Below are records; count the lines that contain "shown" and give only the total.
··· The data ···
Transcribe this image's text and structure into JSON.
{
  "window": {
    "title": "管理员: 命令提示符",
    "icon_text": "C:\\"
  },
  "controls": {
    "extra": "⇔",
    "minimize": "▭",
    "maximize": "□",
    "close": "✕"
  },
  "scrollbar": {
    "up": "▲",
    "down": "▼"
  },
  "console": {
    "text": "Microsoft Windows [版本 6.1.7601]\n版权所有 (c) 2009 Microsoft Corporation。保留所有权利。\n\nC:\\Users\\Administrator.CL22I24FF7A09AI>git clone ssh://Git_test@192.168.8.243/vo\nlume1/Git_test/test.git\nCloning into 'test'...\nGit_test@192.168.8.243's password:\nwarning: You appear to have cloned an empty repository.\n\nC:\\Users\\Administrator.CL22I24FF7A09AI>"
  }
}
···
··· The data ···
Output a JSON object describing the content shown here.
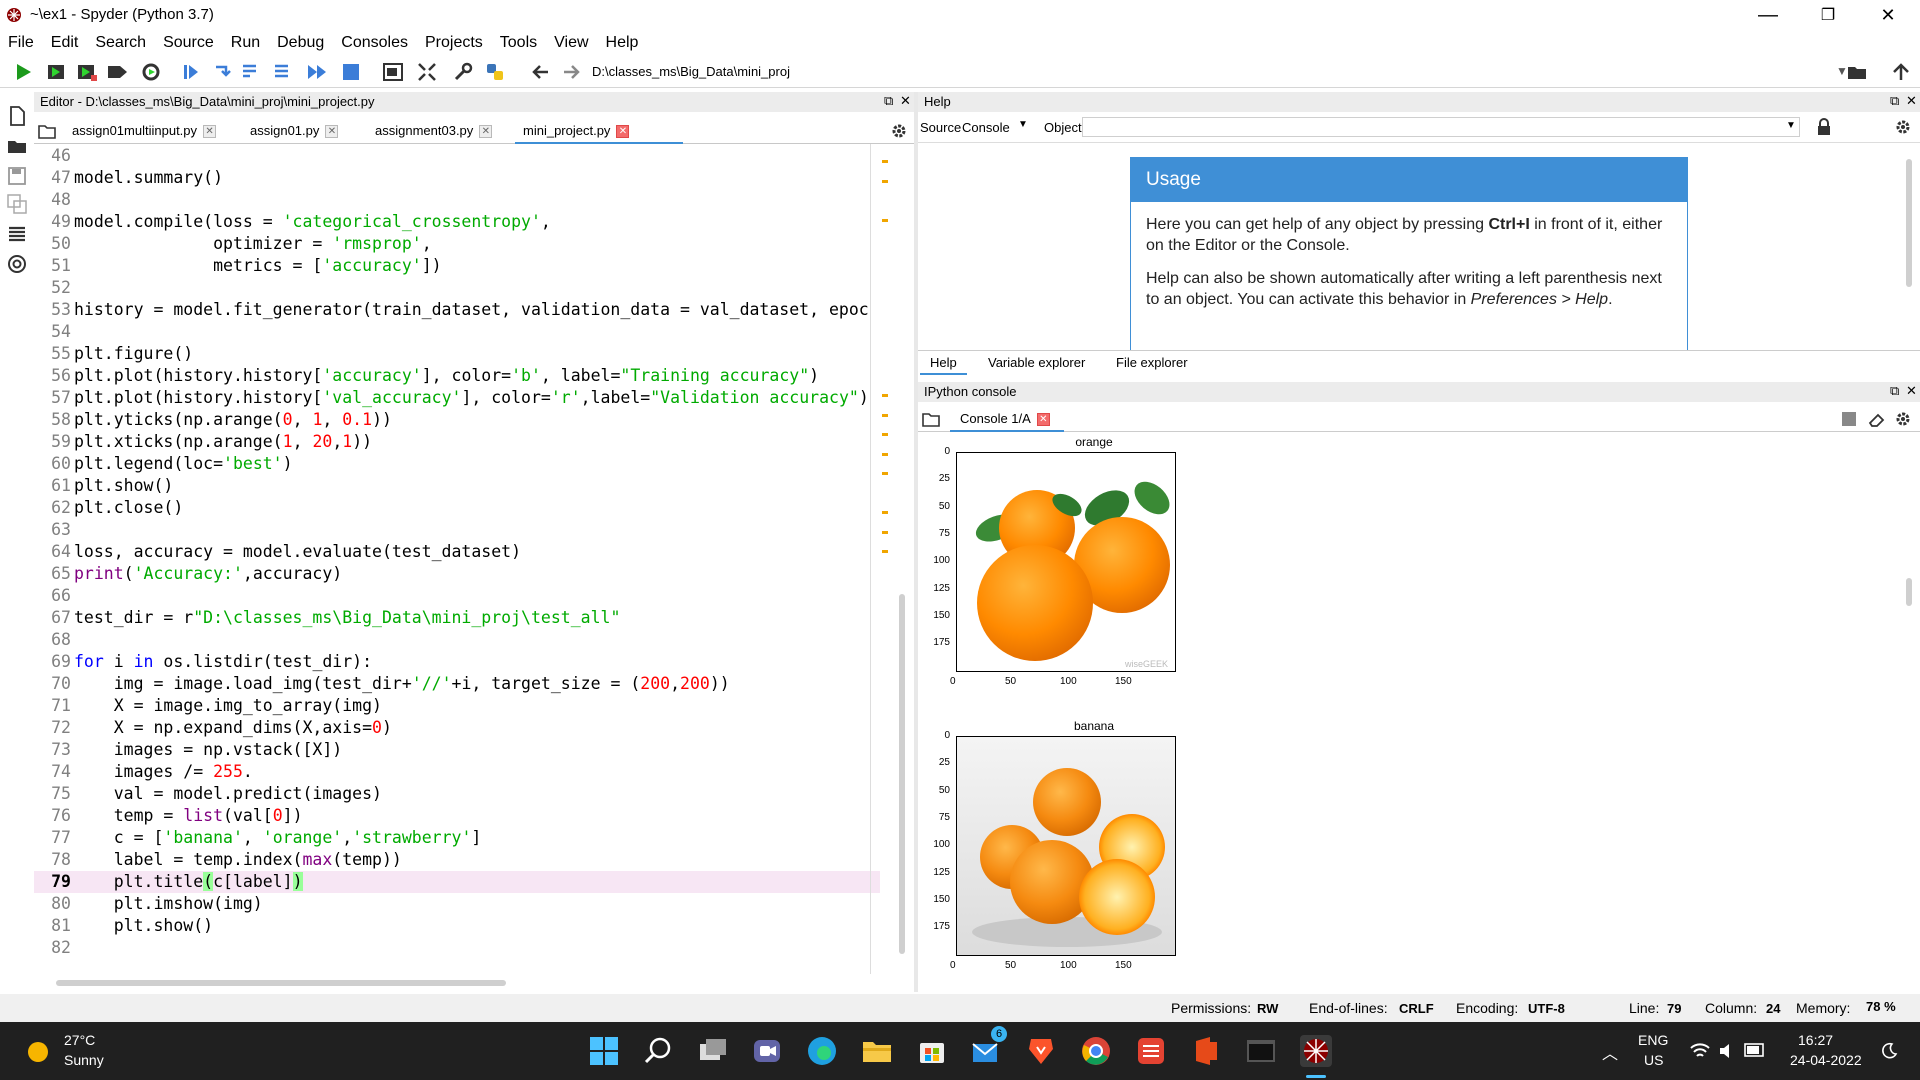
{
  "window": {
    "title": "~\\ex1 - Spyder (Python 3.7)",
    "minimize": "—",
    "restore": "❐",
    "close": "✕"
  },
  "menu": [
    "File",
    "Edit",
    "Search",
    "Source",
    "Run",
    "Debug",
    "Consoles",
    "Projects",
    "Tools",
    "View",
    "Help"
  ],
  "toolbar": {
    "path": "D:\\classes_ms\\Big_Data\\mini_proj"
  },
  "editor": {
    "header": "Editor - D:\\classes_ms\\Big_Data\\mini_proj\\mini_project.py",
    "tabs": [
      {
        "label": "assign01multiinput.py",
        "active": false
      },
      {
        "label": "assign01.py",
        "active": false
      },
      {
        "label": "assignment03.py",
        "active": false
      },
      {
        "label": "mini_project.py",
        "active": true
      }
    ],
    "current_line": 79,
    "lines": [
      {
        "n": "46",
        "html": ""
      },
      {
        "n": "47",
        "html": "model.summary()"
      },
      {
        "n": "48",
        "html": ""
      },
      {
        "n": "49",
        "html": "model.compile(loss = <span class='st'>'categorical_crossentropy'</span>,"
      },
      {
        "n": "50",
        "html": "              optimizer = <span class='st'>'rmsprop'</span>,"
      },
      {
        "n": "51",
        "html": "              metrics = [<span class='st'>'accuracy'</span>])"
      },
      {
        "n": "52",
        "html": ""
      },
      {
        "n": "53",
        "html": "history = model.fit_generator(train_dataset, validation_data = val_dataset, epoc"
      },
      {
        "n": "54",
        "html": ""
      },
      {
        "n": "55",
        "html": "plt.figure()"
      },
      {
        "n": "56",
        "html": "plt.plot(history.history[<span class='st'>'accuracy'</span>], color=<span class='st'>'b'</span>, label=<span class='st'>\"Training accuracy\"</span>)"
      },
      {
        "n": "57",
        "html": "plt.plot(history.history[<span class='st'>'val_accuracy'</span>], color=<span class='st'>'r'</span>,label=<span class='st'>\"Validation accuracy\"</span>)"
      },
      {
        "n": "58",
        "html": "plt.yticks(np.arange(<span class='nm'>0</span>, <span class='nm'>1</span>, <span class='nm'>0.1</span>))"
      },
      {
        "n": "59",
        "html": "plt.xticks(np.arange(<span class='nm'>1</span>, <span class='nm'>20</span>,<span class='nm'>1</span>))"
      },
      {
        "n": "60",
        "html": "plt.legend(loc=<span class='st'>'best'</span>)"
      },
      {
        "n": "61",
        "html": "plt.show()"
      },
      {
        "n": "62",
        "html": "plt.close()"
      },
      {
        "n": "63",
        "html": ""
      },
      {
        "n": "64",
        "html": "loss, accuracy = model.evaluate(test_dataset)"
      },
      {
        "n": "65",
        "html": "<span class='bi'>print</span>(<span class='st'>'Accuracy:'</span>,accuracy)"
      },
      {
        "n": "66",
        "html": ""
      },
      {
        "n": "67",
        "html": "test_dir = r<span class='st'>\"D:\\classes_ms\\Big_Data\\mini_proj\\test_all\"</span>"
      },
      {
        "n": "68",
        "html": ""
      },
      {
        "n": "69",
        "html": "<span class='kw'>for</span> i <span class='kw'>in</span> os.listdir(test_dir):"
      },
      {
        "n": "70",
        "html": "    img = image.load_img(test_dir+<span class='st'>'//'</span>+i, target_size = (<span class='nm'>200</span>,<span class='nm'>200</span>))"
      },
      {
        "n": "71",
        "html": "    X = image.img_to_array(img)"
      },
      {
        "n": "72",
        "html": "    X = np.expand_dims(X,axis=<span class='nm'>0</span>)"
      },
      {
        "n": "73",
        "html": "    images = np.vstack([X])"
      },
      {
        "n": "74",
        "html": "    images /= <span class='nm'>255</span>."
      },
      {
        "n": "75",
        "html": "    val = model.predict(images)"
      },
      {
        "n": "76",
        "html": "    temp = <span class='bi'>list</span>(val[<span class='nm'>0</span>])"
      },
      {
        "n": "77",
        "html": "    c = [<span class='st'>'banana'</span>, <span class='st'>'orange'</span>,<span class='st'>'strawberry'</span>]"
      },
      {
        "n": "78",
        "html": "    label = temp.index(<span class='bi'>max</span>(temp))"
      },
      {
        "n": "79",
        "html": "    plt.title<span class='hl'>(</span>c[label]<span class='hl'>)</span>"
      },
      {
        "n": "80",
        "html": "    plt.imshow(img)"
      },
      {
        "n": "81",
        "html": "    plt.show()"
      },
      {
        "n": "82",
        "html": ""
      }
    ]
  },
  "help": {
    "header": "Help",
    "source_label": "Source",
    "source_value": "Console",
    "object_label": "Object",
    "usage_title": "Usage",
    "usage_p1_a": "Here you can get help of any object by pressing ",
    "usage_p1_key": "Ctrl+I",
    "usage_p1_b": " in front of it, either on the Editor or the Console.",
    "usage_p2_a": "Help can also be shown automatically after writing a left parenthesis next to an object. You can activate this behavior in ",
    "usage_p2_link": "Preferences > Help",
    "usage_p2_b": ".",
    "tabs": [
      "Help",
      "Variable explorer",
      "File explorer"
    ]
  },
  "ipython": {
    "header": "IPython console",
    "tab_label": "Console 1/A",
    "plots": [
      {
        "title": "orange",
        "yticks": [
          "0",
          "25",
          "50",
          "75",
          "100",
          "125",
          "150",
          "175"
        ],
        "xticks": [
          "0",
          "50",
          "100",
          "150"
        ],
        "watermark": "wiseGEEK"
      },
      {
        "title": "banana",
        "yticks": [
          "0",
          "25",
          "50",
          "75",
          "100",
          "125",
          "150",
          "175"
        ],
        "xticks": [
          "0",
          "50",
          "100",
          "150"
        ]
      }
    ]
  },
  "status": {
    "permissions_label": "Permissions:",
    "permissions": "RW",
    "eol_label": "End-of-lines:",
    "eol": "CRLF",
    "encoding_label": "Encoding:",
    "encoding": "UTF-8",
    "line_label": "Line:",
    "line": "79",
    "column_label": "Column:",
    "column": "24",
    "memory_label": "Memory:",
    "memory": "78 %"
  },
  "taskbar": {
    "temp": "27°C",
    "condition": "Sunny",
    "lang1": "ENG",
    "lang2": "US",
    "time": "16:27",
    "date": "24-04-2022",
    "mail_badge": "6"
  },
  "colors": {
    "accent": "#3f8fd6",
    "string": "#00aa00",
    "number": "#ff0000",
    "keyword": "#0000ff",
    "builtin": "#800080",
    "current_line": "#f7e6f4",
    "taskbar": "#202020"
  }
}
···
_Response to the exercise_. 2